**Set exercise**
The entries are to be returned exactly, with images left out.

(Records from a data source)

-------

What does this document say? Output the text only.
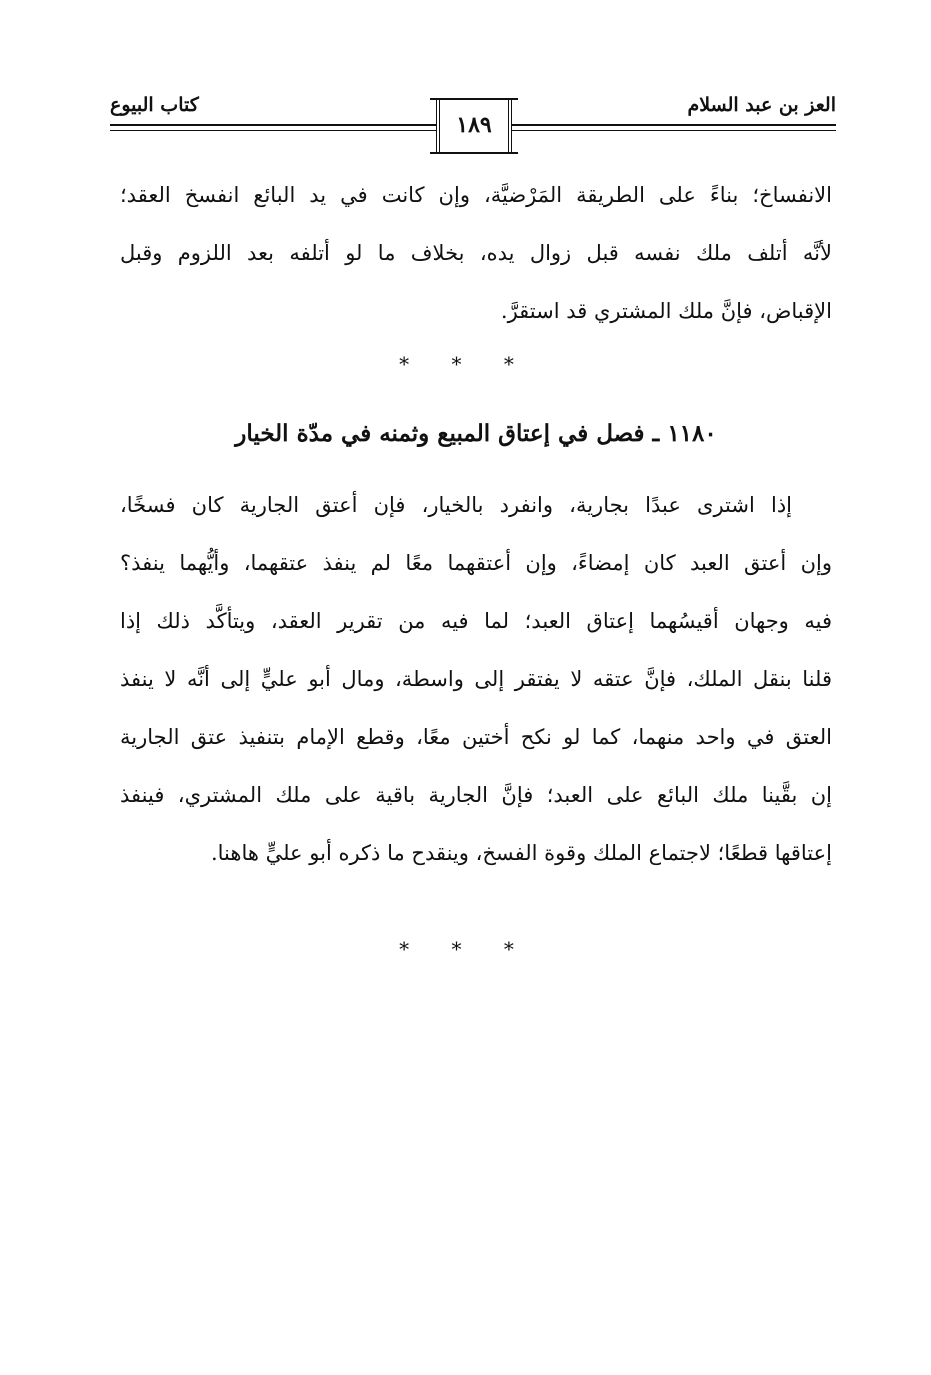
العز بن عبد السلام
كتاب البيوع
١٨٩
الانفساخ؛ بناءً على الطريقة المَرْضيَّة، وإن كانت في يد البائع انفسخ العقد؛
لأنَّه أتلف ملك نفسه قبل زوال يده، بخلاف ما لو أتلفه بعد اللزوم وقبل
الإقباض، فإنَّ ملك المشتري قد استقرَّ.
* * *
١١٨٠ ـ فصل في إعتاق المبيع وثمنه في مدّة الخيار
إذا اشترى عبدًا بجارية، وانفرد بالخيار، فإن أعتق الجارية كان فسخًا،
وإن أعتق العبد كان إمضاءً، وإن أعتقهما معًا لم ينفذ عتقهما، وأيُّهما ينفذ؟
فيه وجهان أقيسُهما إعتاق العبد؛ لما فيه من تقرير العقد، ويتأكَّد ذلك إذا
قلنا بنقل الملك، فإنَّ عتقه لا يفتقر إلى واسطة، ومال أبو عليٍّ إلى أنَّه لا ينفذ
العتق في واحد منهما، كما لو نكح أختين معًا، وقطع الإمام بتنفيذ عتق الجارية
إن بقَّينا ملك البائع على العبد؛ فإنَّ الجارية باقية على ملك المشتري، فينفذ
إعتاقها قطعًا؛ لاجتماع الملك وقوة الفسخ، وينقدح ما ذكره أبو عليٍّ هاهنا.
* * *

-------

**Written response**
What does this document say? Output the text only.
العز بن عبد السلام
كتاب البيوع
١٨٩
الانفساخ؛ بناءً على الطريقة المَرْضيَّة، وإن كانت في يد البائع انفسخ العقد؛
لأنَّه أتلف ملك نفسه قبل زوال يده، بخلاف ما لو أتلفه بعد اللزوم وقبل
الإقباض، فإنَّ ملك المشتري قد استقرَّ.
* * *
١١٨٠ ـ فصل في إعتاق المبيع وثمنه في مدّة الخيار
إذا اشترى عبدًا بجارية، وانفرد بالخيار، فإن أعتق الجارية كان فسخًا،
وإن أعتق العبد كان إمضاءً، وإن أعتقهما معًا لم ينفذ عتقهما، وأيُّهما ينفذ؟
فيه وجهان أقيسُهما إعتاق العبد؛ لما فيه من تقرير العقد، ويتأكَّد ذلك إذا
قلنا بنقل الملك، فإنَّ عتقه لا يفتقر إلى واسطة، ومال أبو عليٍّ إلى أنَّه لا ينفذ
العتق في واحد منهما، كما لو نكح أختين معًا، وقطع الإمام بتنفيذ عتق الجارية
إن بقَّينا ملك البائع على العبد؛ فإنَّ الجارية باقية على ملك المشتري، فينفذ
إعتاقها قطعًا؛ لاجتماع الملك وقوة الفسخ، وينقدح ما ذكره أبو عليٍّ هاهنا.
* * *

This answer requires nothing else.